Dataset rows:
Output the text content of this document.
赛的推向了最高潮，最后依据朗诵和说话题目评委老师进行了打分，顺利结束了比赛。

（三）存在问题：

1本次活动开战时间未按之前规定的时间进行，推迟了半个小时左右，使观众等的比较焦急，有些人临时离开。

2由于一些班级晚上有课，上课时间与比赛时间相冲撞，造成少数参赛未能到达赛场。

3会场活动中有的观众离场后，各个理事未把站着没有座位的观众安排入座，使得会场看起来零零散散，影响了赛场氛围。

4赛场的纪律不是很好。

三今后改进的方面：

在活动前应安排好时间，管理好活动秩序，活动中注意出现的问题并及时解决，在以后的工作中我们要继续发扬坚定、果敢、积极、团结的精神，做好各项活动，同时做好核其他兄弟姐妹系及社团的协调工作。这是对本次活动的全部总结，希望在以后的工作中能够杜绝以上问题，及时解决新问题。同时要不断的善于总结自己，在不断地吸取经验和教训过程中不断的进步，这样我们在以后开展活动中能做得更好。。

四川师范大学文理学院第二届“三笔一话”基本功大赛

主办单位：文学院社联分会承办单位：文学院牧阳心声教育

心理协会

• [YOUR GOAL]: Send back each record exactly as it stands.

• [COMPLETE RESPONSE]:
Output the text content of this document.
赛的推向了最高潮，最后依据朗诵和说话题目评委老师进行了打分，顺利结束了比赛。

（三）存在问题：

1本次活动开战时间未按之前规定的时间进行，推迟了半个小时左右，使观众等的比较焦急，有些人临时离开。

2由于一些班级晚上有课，上课时间与比赛时间相冲撞，造成少数参赛未能到达赛场。

3会场活动中有的观众离场后，各个理事未把站着没有座位的观众安排入座，使得会场看起来零零散散，影响了赛场氛围。

4赛场的纪律不是很好。

三今后改进的方面：

在活动前应安排好时间，管理好活动秩序，活动中注意出现的问题并及时解决，在以后的工作中我们要继续发扬坚定、果敢、积极、团结的精神，做好各项活动，同时做好核其他兄弟姐妹系及社团的协调工作。这是对本次活动的全部总结，希望在以后的工作中能够杜绝以上问题，及时解决新问题。同时要不断的善于总结自己，在不断地吸取经验和教训过程中不断的进步，这样我们在以后开展活动中能做得更好。。

四川师范大学文理学院第二届“三笔一话”基本功大赛

主办单位：文学院社联分会承办单位：文学院牧阳心声教育

心理协会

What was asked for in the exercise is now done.